[Saved data entries]
==========

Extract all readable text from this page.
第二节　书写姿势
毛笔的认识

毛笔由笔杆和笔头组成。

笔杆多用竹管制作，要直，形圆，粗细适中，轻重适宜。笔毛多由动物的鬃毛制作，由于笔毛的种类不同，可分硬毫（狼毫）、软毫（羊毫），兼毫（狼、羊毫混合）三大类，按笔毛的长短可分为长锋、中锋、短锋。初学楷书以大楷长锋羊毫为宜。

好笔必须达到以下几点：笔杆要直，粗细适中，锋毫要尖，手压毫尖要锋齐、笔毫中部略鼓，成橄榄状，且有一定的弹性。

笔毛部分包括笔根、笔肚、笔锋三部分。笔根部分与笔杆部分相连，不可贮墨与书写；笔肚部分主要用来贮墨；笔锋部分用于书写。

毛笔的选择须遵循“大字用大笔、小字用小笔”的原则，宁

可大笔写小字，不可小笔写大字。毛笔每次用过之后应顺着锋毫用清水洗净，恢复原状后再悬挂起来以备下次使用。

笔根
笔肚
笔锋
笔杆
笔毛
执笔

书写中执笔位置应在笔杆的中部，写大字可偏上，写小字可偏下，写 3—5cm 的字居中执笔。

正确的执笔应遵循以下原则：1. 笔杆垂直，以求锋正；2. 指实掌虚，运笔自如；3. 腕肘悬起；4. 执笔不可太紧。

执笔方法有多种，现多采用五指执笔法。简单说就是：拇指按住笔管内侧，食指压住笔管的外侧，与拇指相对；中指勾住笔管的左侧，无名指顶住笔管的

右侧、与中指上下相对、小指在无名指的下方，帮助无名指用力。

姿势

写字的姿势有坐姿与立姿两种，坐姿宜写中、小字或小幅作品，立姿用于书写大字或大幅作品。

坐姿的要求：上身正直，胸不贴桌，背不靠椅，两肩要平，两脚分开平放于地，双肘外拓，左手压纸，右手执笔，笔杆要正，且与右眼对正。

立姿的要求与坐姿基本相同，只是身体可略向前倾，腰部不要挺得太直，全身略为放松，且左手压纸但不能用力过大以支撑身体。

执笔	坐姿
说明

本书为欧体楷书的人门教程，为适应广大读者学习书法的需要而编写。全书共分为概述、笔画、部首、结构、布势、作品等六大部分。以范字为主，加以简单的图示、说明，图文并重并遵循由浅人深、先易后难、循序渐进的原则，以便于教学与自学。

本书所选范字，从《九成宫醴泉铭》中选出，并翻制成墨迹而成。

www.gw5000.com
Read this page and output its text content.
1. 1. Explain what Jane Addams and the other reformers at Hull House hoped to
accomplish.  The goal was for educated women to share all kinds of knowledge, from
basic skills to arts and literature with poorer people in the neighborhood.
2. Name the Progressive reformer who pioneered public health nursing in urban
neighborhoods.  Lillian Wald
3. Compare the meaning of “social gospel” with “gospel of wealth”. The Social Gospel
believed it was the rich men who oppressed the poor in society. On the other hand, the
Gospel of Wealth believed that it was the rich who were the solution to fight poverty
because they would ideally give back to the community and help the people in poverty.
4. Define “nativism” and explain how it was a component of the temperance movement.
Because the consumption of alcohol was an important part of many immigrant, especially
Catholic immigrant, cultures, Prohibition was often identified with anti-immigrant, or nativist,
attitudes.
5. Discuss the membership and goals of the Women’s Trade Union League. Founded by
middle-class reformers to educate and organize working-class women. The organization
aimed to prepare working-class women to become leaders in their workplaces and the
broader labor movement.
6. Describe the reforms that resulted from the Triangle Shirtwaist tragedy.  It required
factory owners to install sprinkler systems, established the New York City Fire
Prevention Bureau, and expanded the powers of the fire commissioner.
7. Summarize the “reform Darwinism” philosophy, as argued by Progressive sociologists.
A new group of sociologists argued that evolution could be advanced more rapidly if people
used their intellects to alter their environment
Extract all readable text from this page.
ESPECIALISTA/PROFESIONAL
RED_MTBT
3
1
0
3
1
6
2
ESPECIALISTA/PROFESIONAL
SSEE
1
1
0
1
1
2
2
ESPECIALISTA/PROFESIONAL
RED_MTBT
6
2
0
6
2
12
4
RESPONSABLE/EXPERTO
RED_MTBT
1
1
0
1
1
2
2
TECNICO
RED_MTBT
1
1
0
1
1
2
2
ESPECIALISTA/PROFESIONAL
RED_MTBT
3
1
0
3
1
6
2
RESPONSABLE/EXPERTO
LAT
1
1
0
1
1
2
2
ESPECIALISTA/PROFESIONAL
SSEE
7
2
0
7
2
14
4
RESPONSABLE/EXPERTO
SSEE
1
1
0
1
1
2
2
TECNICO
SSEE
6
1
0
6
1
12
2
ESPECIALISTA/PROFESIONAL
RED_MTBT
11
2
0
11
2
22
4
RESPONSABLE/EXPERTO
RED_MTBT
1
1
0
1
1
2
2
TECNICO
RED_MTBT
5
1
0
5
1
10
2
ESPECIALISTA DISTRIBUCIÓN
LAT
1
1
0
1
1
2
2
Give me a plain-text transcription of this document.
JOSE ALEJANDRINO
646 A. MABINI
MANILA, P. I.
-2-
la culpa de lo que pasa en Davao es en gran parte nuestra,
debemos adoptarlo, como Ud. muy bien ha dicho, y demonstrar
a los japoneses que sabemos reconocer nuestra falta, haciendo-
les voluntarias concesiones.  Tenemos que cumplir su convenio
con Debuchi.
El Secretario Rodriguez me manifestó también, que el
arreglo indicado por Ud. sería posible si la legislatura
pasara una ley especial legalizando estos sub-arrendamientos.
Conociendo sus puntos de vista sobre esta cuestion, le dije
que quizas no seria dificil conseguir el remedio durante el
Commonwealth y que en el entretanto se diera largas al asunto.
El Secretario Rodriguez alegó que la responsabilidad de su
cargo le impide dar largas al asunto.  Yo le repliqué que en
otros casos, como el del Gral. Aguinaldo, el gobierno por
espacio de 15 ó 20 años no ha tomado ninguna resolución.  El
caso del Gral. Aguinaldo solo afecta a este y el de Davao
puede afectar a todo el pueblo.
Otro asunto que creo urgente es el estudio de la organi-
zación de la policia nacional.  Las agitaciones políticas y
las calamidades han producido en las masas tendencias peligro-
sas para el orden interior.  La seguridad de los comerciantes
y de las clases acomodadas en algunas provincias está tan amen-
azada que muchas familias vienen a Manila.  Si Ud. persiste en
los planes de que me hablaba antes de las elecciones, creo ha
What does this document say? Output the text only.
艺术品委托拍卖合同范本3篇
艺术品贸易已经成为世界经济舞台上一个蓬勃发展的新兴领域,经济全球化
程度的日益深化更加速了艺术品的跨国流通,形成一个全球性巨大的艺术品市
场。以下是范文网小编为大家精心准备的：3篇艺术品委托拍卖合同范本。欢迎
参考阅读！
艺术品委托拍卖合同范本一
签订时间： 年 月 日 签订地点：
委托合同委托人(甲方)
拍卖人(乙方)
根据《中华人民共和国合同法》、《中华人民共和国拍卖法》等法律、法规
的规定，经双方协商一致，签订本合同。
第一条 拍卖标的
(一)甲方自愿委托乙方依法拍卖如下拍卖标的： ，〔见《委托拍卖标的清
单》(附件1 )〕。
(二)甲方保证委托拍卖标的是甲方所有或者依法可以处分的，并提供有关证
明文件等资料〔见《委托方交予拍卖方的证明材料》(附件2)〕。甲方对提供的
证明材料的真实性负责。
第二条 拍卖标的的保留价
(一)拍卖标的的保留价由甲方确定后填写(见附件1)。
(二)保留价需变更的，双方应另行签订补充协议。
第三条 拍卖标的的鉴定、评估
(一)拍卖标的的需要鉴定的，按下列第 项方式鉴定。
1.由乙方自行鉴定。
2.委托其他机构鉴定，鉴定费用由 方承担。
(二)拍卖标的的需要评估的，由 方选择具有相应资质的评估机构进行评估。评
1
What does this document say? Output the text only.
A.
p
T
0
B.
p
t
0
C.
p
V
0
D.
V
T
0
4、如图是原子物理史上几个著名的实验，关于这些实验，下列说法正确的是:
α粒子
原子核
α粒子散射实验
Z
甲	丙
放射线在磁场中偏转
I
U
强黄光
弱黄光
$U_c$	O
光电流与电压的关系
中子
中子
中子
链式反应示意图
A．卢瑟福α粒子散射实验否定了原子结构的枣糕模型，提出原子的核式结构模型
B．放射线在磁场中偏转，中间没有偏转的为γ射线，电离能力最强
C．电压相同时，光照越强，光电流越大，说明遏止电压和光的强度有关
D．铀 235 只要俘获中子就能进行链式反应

==========

(What you are asked to do): Tally the lines in the entries above that hold the word "sociologists". Reply with nothing but that count.

(Answer for the task): 2